** TASK PROMPT **
Look at the entries below and reproduce them exactly.

Dataset entries:
────

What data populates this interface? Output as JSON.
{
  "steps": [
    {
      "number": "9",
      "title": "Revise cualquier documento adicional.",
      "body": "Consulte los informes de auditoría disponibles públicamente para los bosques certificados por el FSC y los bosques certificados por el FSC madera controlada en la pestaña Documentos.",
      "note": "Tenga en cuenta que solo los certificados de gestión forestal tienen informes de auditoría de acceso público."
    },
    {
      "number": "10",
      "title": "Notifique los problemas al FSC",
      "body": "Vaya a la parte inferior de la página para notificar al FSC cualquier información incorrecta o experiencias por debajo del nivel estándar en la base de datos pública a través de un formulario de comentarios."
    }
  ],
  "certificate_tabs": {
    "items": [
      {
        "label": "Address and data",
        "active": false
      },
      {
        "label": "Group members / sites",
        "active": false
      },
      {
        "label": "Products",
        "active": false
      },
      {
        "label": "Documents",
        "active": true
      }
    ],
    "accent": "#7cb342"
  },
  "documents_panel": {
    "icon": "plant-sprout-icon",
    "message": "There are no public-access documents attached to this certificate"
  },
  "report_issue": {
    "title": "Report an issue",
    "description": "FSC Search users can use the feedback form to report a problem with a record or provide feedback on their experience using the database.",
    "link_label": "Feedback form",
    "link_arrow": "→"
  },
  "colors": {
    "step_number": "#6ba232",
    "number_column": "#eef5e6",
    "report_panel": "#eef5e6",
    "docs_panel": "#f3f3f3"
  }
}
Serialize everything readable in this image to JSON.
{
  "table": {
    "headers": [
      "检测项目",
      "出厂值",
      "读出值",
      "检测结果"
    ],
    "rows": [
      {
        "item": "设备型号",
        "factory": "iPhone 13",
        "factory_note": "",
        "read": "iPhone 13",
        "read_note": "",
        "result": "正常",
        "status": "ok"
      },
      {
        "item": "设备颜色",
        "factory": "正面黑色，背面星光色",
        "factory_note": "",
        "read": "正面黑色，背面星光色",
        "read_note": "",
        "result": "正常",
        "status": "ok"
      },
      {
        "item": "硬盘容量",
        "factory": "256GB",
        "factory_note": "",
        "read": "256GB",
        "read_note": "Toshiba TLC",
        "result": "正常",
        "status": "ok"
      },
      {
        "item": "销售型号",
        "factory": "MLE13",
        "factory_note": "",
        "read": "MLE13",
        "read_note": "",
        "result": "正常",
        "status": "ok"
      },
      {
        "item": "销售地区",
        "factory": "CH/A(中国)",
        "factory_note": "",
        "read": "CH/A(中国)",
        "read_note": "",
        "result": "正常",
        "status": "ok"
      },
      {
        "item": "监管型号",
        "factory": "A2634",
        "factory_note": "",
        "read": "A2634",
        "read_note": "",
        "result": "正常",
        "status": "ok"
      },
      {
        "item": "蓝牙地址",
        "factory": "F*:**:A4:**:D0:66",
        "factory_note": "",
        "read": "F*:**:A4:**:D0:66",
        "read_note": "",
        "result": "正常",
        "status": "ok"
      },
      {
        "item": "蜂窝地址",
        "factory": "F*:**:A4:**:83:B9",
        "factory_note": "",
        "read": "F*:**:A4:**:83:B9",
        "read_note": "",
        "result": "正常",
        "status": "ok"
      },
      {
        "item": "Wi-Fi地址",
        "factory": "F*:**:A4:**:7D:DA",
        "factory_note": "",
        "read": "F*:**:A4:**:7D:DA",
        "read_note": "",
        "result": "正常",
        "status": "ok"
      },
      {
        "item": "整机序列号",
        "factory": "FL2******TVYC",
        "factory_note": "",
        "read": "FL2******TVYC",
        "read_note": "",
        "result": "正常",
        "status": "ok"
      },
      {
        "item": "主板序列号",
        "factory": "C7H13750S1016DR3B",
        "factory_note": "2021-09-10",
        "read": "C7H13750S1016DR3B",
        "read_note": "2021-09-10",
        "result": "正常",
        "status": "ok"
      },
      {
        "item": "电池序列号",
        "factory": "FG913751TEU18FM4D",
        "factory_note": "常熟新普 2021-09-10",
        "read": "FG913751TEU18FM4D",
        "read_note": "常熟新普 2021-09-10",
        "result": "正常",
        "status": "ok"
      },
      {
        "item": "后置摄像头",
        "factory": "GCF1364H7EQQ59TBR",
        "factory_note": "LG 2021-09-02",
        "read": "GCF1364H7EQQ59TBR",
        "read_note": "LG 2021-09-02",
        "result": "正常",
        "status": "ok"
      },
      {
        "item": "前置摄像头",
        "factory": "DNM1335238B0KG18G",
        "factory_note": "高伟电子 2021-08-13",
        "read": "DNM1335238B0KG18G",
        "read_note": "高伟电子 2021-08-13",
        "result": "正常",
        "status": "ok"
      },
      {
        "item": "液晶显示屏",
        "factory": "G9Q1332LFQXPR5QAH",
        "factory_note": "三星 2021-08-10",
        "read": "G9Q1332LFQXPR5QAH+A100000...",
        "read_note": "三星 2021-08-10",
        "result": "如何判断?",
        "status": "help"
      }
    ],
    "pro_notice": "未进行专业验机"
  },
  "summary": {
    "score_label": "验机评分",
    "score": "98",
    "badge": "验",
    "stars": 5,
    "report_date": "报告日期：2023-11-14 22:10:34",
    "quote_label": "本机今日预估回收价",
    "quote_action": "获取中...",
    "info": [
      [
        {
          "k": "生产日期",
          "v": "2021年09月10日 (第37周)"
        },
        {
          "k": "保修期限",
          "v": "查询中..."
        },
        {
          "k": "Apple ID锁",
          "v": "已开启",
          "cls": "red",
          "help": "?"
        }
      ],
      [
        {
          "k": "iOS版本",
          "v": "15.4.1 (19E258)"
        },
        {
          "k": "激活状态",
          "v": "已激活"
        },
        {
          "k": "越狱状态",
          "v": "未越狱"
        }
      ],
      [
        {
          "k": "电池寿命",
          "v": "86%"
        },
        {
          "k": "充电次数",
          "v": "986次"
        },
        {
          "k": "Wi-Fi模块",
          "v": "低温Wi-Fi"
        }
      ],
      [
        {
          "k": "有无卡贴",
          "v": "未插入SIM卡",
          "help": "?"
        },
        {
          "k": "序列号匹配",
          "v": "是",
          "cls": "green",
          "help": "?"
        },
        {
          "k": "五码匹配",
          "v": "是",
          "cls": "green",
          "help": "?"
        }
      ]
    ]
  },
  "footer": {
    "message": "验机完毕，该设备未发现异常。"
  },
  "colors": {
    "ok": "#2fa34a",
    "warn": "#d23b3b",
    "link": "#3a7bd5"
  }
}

────

** TASK RESULT **
What data populates this interface? Output as JSON.
{
  "steps": [
    {
      "number": "9",
      "title": "Revise cualquier documento adicional.",
      "body": "Consulte los informes de auditoría disponibles públicamente para los bosques certificados por el FSC y los bosques certificados por el FSC madera controlada en la pestaña Documentos.",
      "note": "Tenga en cuenta que solo los certificados de gestión forestal tienen informes de auditoría de acceso público."
    },
    {
      "number": "10",
      "title": "Notifique los problemas al FSC",
      "body": "Vaya a la parte inferior de la página para notificar al FSC cualquier información incorrecta o experiencias por debajo del nivel estándar en la base de datos pública a través de un formulario de comentarios."
    }
  ],
  "certificate_tabs": {
    "items": [
      {
        "label": "Address and data",
        "active": false
      },
      {
        "label": "Group members / sites",
        "active": false
      },
      {
        "label": "Products",
        "active": false
      },
      {
        "label": "Documents",
        "active": true
      }
    ],
    "accent": "#7cb342"
  },
  "documents_panel": {
    "icon": "plant-sprout-icon",
    "message": "There are no public-access documents attached to this certificate"
  },
  "report_issue": {
    "title": "Report an issue",
    "description": "FSC Search users can use the feedback form to report a problem with a record or provide feedback on their experience using the database.",
    "link_label": "Feedback form",
    "link_arrow": "→"
  },
  "colors": {
    "step_number": "#6ba232",
    "number_column": "#eef5e6",
    "report_panel": "#eef5e6",
    "docs_panel": "#f3f3f3"
  }
}
Serialize everything readable in this image to JSON.
{
  "table": {
    "headers": [
      "检测项目",
      "出厂值",
      "读出值",
      "检测结果"
    ],
    "rows": [
      {
        "item": "设备型号",
        "factory": "iPhone 13",
        "factory_note": "",
        "read": "iPhone 13",
        "read_note": "",
        "result": "正常",
        "status": "ok"
      },
      {
        "item": "设备颜色",
        "factory": "正面黑色，背面星光色",
        "factory_note": "",
        "read": "正面黑色，背面星光色",
        "read_note": "",
        "result": "正常",
        "status": "ok"
      },
      {
        "item": "硬盘容量",
        "factory": "256GB",
        "factory_note": "",
        "read": "256GB",
        "read_note": "Toshiba TLC",
        "result": "正常",
        "status": "ok"
      },
      {
        "item": "销售型号",
        "factory": "MLE13",
        "factory_note": "",
        "read": "MLE13",
        "read_note": "",
        "result": "正常",
        "status": "ok"
      },
      {
        "item": "销售地区",
        "factory": "CH/A(中国)",
        "factory_note": "",
        "read": "CH/A(中国)",
        "read_note": "",
        "result": "正常",
        "status": "ok"
      },
      {
        "item": "监管型号",
        "factory": "A2634",
        "factory_note": "",
        "read": "A2634",
        "read_note": "",
        "result": "正常",
        "status": "ok"
      },
      {
        "item": "蓝牙地址",
        "factory": "F*:**:A4:**:D0:66",
        "factory_note": "",
        "read": "F*:**:A4:**:D0:66",
        "read_note": "",
        "result": "正常",
        "status": "ok"
      },
      {
        "item": "蜂窝地址",
        "factory": "F*:**:A4:**:83:B9",
        "factory_note": "",
        "read": "F*:**:A4:**:83:B9",
        "read_note": "",
        "result": "正常",
        "status": "ok"
      },
      {
        "item": "Wi-Fi地址",
        "factory": "F*:**:A4:**:7D:DA",
        "factory_note": "",
        "read": "F*:**:A4:**:7D:DA",
        "read_note": "",
        "result": "正常",
        "status": "ok"
      },
      {
        "item": "整机序列号",
        "factory": "FL2******TVYC",
        "factory_note": "",
        "read": "FL2******TVYC",
        "read_note": "",
        "result": "正常",
        "status": "ok"
      },
      {
        "item": "主板序列号",
        "factory": "C7H13750S1016DR3B",
        "factory_note": "2021-09-10",
        "read": "C7H13750S1016DR3B",
        "read_note": "2021-09-10",
        "result": "正常",
        "status": "ok"
      },
      {
        "item": "电池序列号",
        "factory": "FG913751TEU18FM4D",
        "factory_note": "常熟新普 2021-09-10",
        "read": "FG913751TEU18FM4D",
        "read_note": "常熟新普 2021-09-10",
        "result": "正常",
        "status": "ok"
      },
      {
        "item": "后置摄像头",
        "factory": "GCF1364H7EQQ59TBR",
        "factory_note": "LG 2021-09-02",
        "read": "GCF1364H7EQQ59TBR",
        "read_note": "LG 2021-09-02",
        "result": "正常",
        "status": "ok"
      },
      {
        "item": "前置摄像头",
        "factory": "DNM1335238B0KG18G",
        "factory_note": "高伟电子 2021-08-13",
        "read": "DNM1335238B0KG18G",
        "read_note": "高伟电子 2021-08-13",
        "result": "正常",
        "status": "ok"
      },
      {
        "item": "液晶显示屏",
        "factory": "G9Q1332LFQXPR5QAH",
        "factory_note": "三星 2021-08-10",
        "read": "G9Q1332LFQXPR5QAH+A100000...",
        "read_note": "三星 2021-08-10",
        "result": "如何判断?",
        "status": "help"
      }
    ],
    "pro_notice": "未进行专业验机"
  },
  "summary": {
    "score_label": "验机评分",
    "score": "98",
    "badge": "验",
    "stars": 5,
    "report_date": "报告日期：2023-11-14 22:10:34",
    "quote_label": "本机今日预估回收价",
    "quote_action": "获取中...",
    "info": [
      [
        {
          "k": "生产日期",
          "v": "2021年09月10日 (第37周)"
        },
        {
          "k": "保修期限",
          "v": "查询中..."
        },
        {
          "k": "Apple ID锁",
          "v": "已开启",
          "cls": "red",
          "help": "?"
        }
      ],
      [
        {
          "k": "iOS版本",
          "v": "15.4.1 (19E258)"
        },
        {
          "k": "激活状态",
          "v": "已激活"
        },
        {
          "k": "越狱状态",
          "v": "未越狱"
        }
      ],
      [
        {
          "k": "电池寿命",
          "v": "86%"
        },
        {
          "k": "充电次数",
          "v": "986次"
        },
        {
          "k": "Wi-Fi模块",
          "v": "低温Wi-Fi"
        }
      ],
      [
        {
          "k": "有无卡贴",
          "v": "未插入SIM卡",
          "help": "?"
        },
        {
          "k": "序列号匹配",
          "v": "是",
          "cls": "green",
          "help": "?"
        },
        {
          "k": "五码匹配",
          "v": "是",
          "cls": "green",
          "help": "?"
        }
      ]
    ]
  },
  "footer": {
    "message": "验机完毕，该设备未发现异常。"
  },
  "colors": {
    "ok": "#2fa34a",
    "warn": "#d23b3b",
    "link": "#3a7bd5"
  }
}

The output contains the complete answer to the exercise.